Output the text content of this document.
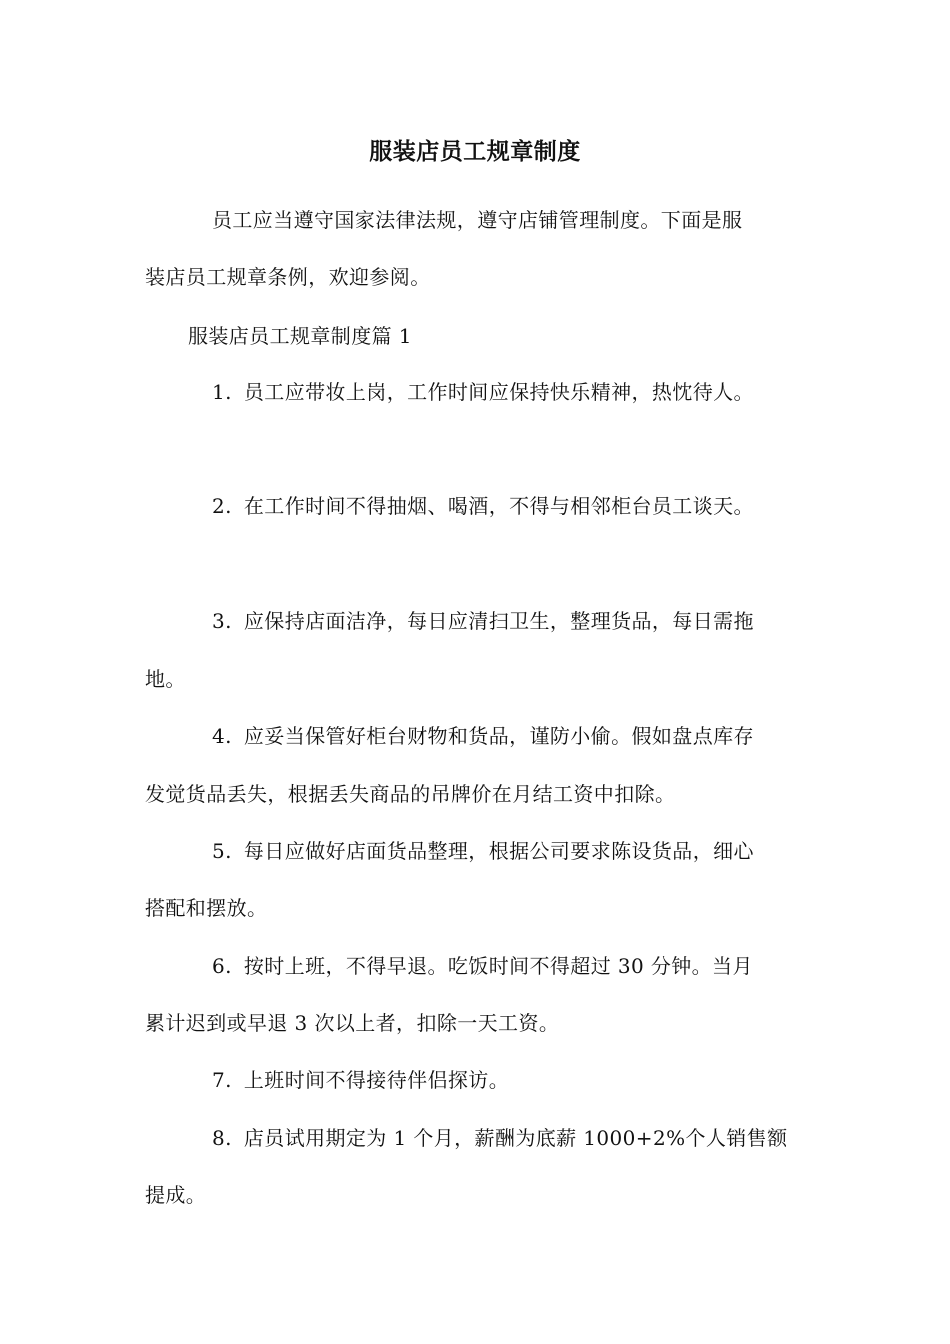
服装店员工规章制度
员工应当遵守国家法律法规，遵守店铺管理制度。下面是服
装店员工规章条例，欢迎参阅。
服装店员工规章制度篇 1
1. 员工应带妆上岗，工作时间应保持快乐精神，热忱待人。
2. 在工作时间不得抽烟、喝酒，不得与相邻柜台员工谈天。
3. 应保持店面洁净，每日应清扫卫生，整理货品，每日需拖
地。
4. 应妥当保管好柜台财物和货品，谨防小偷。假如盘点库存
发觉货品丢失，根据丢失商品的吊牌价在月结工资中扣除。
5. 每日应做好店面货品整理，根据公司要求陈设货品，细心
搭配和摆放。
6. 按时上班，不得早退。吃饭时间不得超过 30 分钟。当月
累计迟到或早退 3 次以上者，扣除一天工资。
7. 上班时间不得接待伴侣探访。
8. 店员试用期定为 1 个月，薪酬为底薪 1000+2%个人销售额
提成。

+ + + + +

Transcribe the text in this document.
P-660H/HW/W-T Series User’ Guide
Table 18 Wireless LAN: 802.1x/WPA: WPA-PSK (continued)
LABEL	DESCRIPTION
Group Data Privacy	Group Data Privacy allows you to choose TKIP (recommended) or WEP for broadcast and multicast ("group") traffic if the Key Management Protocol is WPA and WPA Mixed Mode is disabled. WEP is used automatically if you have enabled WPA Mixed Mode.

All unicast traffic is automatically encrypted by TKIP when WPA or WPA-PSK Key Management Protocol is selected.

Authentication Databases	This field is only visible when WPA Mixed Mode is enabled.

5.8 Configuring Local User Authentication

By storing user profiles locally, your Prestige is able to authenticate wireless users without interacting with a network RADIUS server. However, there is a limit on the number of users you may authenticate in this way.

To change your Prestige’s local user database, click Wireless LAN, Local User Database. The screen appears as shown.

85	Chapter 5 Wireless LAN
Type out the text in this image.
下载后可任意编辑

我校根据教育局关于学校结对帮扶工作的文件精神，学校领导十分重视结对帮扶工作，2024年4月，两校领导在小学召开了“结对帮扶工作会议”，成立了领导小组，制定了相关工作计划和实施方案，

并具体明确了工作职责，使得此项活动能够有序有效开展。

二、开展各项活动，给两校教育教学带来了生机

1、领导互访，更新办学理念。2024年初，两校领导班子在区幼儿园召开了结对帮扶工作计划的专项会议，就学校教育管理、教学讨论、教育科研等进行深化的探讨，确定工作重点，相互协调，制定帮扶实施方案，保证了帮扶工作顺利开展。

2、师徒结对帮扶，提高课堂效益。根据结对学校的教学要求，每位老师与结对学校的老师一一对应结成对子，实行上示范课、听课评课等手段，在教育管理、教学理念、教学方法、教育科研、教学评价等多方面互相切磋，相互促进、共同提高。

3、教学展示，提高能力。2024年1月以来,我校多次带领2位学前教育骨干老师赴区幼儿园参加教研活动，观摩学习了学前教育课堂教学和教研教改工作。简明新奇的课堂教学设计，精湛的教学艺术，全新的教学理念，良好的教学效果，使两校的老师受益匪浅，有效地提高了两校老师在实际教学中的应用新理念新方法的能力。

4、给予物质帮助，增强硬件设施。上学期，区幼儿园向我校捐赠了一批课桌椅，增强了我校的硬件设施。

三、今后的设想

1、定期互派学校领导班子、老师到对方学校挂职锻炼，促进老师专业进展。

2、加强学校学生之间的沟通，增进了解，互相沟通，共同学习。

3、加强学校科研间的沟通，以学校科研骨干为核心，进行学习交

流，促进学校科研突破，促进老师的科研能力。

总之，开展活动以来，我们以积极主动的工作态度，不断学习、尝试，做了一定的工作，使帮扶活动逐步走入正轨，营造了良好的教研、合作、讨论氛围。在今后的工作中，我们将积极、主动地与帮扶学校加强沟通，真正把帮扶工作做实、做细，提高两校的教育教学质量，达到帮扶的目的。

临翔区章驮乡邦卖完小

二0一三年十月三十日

+ + + + +

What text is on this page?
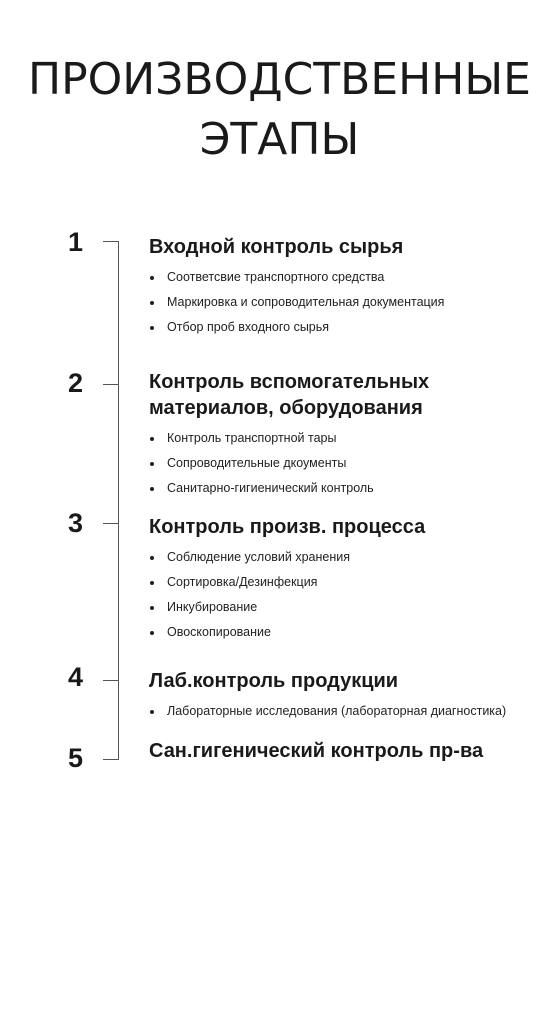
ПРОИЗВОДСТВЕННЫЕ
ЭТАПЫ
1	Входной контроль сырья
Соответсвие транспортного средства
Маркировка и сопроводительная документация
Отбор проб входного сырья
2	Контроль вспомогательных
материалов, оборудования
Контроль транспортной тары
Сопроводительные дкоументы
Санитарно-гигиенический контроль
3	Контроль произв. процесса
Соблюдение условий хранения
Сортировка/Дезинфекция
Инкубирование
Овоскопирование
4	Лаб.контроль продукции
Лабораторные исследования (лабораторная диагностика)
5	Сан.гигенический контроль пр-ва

+ + + + +

▸ Exercise goal: Report how many lines of the entries hold the string "your". Provide the number alone.

▸ Response: 2